◆ Data rows ◆
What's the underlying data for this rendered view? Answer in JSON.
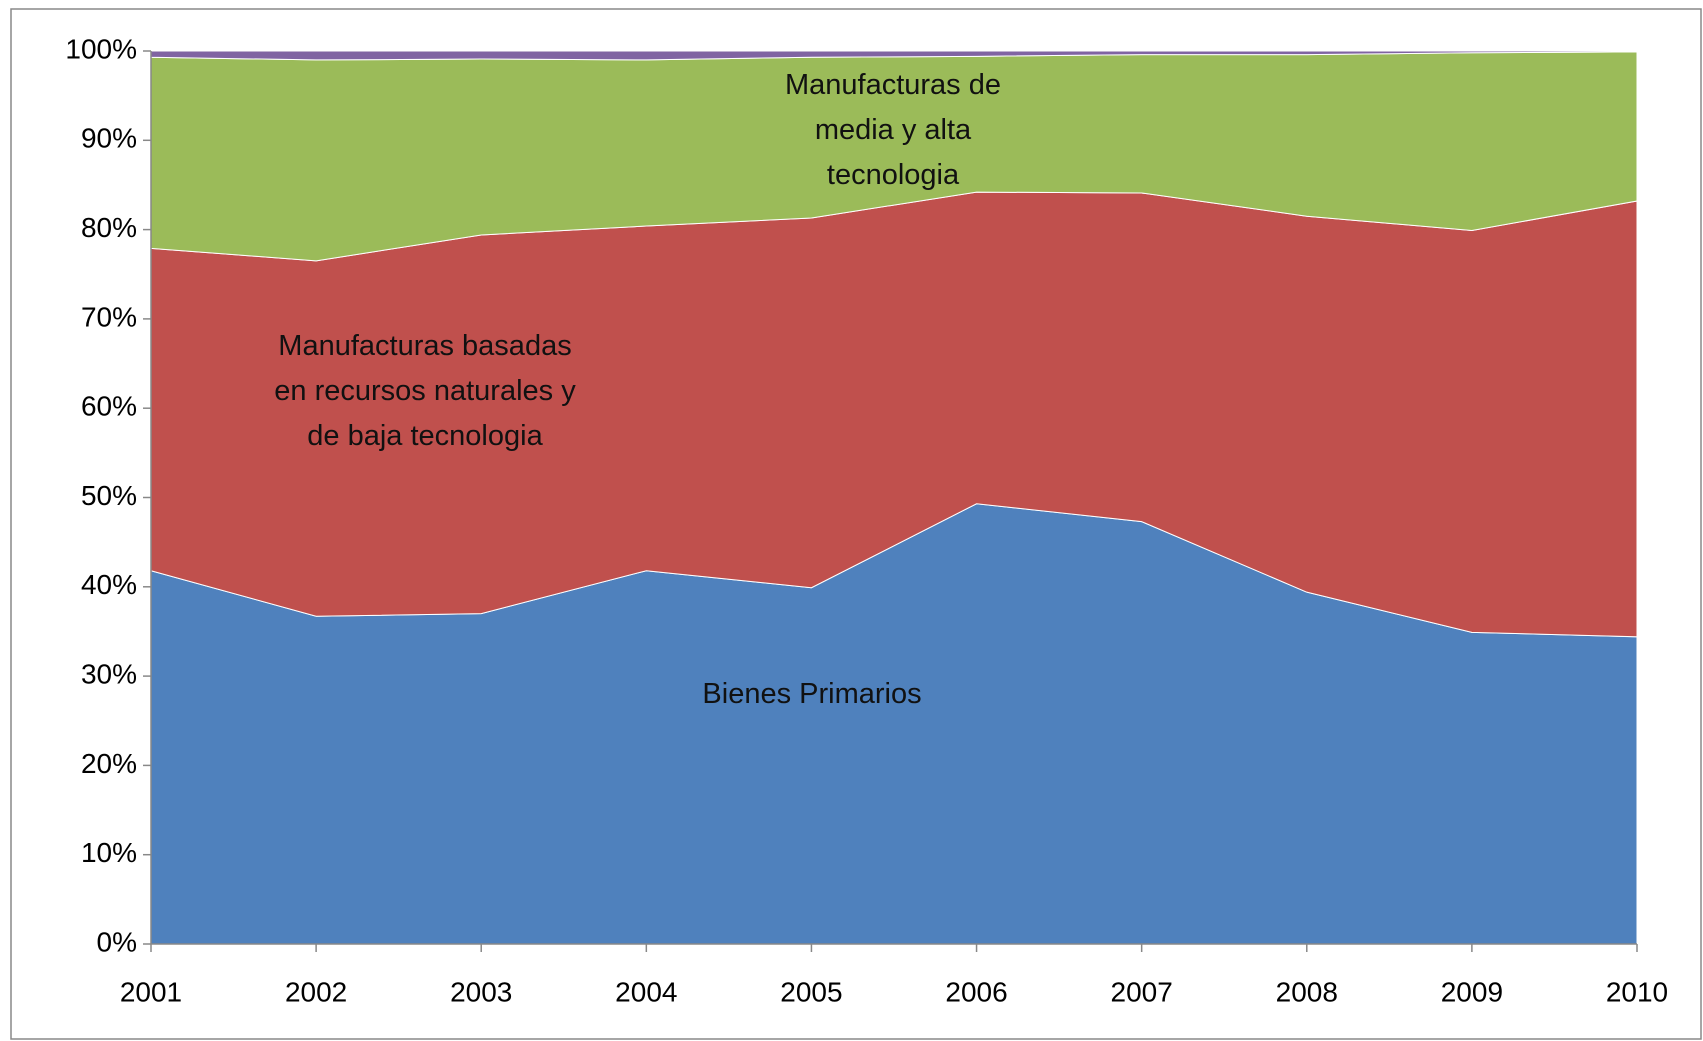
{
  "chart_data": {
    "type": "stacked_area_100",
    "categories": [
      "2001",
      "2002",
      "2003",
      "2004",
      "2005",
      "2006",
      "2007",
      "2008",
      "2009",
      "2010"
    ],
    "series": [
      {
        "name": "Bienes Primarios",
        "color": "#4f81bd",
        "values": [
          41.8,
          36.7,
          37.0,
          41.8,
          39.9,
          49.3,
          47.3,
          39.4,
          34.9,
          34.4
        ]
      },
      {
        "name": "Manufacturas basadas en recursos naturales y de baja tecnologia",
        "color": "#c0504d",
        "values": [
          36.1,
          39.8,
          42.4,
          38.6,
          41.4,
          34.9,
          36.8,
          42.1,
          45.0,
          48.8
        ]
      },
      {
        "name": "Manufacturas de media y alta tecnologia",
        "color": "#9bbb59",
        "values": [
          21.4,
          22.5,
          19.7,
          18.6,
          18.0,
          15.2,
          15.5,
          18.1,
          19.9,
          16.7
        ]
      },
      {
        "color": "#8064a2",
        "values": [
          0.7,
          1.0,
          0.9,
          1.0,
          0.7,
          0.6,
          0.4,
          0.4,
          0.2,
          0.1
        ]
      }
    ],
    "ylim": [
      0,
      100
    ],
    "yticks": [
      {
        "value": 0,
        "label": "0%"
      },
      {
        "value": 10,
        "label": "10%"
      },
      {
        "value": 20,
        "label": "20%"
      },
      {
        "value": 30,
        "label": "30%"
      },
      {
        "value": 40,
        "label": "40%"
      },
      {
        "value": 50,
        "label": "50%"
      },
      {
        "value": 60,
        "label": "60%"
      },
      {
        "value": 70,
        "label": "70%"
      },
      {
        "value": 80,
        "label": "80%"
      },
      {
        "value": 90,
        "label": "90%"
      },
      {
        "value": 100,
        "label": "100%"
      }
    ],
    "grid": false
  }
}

◆ Description of the task ◆
Pick out all the lines with the word "color" in them and copy them.

◆ The reply ◆
        "color": "#4f81bd",
        "color": "#c0504d",
        "color": "#9bbb59",
        "color": "#8064a2",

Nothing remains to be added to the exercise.